Set task 1
Reproduce the passage on graceful extensibility verbatim, covering the stretch from "It is this capability" through "challenge its boundaries.".
Set task 2
State whether each statement below agrees with the passage on graceful extensibility. Answer yes or no for each, and quote the deciding words of the passage exactly.
(a) David Woods is the person who named the capability graceful extensibility.
(b) The runbook contains an entry for a completely novel failure mode.
(c) Changing configuration is given as an example of changing the technical bits of the system.
Set task 3
According to the passage on graceful extensibility, what is graceful extensibility the opposite of?

Reading passage
We can broaden our view of the system to also include the humans, sometimes known as the socio-technical system. In some cases, the socio-technical system is actually designed to handle cases that the software system alone can’t: these are the scenarios that we document in our runbooks. But, all too often, we encounter a completely novel failure mode. For the poor on-call, there’s no entry in the runbook that describes the steps to solve this problem.
In cases where the failure is completely novel, the human operators have to improvise: they have to figure out on the fly what to do, and then make the relevant operational changes to the system.
If the operators are effective, then even though the socio-technical system wasn’t designed to function properly in this face of this new kind of trouble, the people within the system make changes that result in the overall system functioning properly again.
It is this capability of a system, its ability to change itself when faced with a novel situation in order to deal effectively with that novelty, that David Woods calls graceful extensibility.
Graceful extensibility is the opposite of brittleness, where brittleness is a sudden collapse or failure when events push the system up to and beyond its boundaries for handling changing disturbances and variations. As the opposite of brittleness, graceful extensibility is the ability of a system to extend its capacity to adapt when surprise events challenge its boundaries.
This idea is a real conceptual leap for those of us in the software world, because we’re used to thinking about the system only as the software and the hardware. The idea of a system like that adapting to a novel failure mode is alien to us, because we can’t write software that does that. If we could, we wouldn’t need to staff on-call rotations.
We humans can adapt: we can change the system, both the technical bits (e.g., changing configuration) and the human bits (e.g., changing communication patterns during an incident, either who we talk to or the communication channel involved).
However, because we don’t think of ourselves as being part of the system, when we encounter a novel failure mode, and then the human operators step in and figure out how to recover, our response is typically, “the system could not handle this failure mode (and so humans had to step in)”.

[Records from a data collection]
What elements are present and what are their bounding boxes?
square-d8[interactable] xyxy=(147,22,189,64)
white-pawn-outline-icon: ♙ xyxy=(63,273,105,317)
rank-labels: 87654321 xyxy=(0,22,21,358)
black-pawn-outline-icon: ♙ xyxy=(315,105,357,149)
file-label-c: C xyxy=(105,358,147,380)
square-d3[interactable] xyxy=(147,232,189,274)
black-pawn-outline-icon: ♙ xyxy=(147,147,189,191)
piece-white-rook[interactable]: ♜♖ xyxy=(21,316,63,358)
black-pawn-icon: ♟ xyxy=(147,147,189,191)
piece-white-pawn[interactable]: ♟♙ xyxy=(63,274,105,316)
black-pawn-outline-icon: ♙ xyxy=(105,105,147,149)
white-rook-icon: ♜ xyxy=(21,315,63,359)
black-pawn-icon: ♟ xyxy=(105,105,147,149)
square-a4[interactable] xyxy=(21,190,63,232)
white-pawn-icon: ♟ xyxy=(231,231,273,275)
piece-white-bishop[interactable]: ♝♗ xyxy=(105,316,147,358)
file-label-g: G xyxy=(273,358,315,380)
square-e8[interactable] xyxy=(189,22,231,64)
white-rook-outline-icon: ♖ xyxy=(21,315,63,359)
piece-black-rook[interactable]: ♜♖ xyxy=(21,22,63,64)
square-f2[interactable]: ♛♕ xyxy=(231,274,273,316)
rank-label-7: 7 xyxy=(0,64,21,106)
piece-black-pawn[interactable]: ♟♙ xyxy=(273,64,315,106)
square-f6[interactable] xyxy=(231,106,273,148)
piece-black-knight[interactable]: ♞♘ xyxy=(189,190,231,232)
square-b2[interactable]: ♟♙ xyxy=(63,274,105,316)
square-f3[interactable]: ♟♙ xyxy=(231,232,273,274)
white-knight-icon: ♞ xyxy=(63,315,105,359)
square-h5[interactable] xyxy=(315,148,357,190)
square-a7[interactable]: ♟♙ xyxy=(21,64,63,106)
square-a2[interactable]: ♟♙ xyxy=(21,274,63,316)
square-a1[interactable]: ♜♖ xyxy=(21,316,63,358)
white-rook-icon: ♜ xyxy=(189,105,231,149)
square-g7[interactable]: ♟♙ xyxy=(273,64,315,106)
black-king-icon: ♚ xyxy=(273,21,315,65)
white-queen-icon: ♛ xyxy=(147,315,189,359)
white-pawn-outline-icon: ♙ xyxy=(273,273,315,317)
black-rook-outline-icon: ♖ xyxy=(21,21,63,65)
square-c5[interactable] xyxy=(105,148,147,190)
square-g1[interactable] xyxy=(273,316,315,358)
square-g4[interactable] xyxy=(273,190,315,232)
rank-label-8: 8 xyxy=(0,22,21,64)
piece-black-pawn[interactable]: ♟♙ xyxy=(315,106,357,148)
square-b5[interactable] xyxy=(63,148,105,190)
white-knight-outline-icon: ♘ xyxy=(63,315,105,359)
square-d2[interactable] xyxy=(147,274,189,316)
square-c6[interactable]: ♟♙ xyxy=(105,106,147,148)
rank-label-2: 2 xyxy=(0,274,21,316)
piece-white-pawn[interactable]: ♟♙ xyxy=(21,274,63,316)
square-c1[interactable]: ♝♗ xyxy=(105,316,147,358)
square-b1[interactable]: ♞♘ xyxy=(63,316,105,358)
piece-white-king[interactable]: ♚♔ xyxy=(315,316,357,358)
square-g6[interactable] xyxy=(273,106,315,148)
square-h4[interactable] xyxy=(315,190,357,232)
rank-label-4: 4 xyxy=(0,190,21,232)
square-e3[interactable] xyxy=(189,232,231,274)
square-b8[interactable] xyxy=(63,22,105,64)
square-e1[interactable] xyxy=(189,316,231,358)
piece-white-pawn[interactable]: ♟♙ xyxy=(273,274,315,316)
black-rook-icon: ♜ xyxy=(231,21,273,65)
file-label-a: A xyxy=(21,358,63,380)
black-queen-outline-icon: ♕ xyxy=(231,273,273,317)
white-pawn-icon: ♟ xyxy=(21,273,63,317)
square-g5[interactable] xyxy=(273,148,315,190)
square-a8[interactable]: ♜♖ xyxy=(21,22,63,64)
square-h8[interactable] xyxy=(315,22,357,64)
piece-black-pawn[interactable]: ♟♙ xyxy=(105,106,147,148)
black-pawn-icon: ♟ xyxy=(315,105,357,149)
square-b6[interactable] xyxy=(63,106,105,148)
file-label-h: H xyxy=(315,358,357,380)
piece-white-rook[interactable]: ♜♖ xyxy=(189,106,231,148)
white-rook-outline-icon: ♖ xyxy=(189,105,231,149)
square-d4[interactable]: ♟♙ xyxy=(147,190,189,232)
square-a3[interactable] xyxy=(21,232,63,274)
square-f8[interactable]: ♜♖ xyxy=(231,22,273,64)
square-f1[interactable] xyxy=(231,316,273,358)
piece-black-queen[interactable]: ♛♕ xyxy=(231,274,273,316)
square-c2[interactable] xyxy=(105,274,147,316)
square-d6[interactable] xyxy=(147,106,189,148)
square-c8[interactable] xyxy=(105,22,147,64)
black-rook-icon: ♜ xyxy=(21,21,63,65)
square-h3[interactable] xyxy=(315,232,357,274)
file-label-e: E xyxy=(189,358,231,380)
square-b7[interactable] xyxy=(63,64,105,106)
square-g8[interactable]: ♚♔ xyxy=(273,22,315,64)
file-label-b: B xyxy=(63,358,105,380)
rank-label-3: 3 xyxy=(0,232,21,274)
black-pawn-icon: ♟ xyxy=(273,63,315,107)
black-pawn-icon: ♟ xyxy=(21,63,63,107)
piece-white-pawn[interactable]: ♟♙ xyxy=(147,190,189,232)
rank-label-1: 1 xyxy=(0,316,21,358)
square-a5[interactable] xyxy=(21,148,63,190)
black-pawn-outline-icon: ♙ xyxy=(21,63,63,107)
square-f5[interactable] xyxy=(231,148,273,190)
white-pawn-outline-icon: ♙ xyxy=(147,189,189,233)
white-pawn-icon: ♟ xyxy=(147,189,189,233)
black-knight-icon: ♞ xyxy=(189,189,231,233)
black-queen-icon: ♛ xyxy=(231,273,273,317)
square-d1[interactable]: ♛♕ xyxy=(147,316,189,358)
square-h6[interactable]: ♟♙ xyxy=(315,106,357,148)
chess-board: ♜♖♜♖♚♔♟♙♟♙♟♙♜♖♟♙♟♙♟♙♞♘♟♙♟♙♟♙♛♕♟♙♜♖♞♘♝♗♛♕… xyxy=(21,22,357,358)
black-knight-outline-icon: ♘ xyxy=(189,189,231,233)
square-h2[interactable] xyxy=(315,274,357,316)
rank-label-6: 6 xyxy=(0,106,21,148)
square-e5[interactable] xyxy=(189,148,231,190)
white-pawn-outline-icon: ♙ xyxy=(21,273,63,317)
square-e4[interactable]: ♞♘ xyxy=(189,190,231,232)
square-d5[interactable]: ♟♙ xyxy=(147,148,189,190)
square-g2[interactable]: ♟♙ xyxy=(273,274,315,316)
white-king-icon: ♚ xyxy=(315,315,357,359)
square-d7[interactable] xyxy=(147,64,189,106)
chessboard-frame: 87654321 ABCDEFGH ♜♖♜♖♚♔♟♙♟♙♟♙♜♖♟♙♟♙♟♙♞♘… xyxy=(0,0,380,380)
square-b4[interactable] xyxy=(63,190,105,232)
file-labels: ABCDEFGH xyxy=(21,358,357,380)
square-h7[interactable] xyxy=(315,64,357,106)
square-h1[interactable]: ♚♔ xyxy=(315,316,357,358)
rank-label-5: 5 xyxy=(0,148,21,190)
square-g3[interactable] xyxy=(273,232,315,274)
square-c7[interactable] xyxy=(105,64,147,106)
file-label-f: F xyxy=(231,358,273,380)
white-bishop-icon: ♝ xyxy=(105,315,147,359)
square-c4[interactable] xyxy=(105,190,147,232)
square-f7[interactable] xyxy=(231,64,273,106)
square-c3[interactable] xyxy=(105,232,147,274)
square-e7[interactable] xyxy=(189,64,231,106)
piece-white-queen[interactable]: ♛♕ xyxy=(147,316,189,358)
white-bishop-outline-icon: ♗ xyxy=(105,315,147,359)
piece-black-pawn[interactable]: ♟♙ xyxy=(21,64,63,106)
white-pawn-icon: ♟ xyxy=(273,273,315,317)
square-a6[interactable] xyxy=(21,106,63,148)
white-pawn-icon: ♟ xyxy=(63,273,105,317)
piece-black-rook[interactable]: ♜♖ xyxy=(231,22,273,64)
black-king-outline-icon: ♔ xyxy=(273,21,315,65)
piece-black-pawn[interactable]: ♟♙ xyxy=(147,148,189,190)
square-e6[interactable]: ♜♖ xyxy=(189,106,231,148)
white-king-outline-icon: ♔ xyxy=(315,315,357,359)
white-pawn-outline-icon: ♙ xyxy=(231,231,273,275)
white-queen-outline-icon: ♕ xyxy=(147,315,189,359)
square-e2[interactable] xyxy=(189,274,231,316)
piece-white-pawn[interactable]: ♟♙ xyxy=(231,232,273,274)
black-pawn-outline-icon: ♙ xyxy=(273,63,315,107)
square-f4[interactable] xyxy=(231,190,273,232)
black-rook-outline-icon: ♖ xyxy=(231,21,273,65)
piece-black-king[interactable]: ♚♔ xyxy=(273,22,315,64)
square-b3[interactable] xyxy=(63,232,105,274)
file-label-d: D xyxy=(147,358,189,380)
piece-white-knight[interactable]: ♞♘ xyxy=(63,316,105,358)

Full response 1
It is this capability of a system, its ability to change itself when faced with a novel situation in order to deal effectively with that novelty, that David Woods calls graceful extensibility.
Graceful extensibility is the opposite of brittleness, where brittleness is a sudden collapse or failure when events push the system up to and beyond its boundaries for handling changing disturbances and variations. As the opposite of brittleness, graceful extensibility is the ability of a system to extend its capacity to adapt when surprise events challenge its boundaries.

Full response 2
(a) Yes: "that David Woods calls graceful extensibility."
(b) No: "there’s no entry in the runbook that describes the steps to solve this problem."
(c) Yes: "the technical bits (e.g., changing configuration)"

Full response 3
Brittleness.